GIVEN EXERCISE: Quote everything from the start of the records down to the line containing "legend-item-matig: Matig —", with both ends included.

DATASET EXCERPTS:
►

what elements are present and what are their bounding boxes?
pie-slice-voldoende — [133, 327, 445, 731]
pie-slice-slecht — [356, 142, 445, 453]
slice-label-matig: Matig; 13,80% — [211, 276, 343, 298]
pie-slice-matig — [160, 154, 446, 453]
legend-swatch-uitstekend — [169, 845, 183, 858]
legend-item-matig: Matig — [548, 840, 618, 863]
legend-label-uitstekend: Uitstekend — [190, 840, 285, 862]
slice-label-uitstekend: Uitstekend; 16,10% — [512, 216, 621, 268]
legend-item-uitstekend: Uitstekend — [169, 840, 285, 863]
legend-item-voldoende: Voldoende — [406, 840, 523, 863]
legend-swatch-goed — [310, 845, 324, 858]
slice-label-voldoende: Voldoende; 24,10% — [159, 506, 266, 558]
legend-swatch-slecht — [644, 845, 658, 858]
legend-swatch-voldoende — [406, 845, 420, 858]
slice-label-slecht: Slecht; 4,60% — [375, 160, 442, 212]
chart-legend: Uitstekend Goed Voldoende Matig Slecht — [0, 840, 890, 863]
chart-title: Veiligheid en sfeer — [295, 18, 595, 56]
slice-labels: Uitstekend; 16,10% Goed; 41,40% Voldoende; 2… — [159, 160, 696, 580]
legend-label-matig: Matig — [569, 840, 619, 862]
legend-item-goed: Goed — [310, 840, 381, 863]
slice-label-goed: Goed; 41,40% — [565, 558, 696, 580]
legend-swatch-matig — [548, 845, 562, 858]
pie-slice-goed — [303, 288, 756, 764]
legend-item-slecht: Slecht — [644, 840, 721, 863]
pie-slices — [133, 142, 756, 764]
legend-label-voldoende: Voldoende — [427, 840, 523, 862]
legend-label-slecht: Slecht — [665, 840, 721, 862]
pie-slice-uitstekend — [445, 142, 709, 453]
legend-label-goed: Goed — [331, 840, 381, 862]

◄

RESULT FOR THIS EXERCISE:
what elements are present and what are their bounding boxes?
pie-slice-voldoende — [133, 327, 445, 731]
pie-slice-slecht — [356, 142, 445, 453]
slice-label-matig: Matig; 13,80% — [211, 276, 343, 298]
pie-slice-matig — [160, 154, 446, 453]
legend-swatch-uitstekend — [169, 845, 183, 858]
legend-item-matig: Matig — [548, 840, 618, 863]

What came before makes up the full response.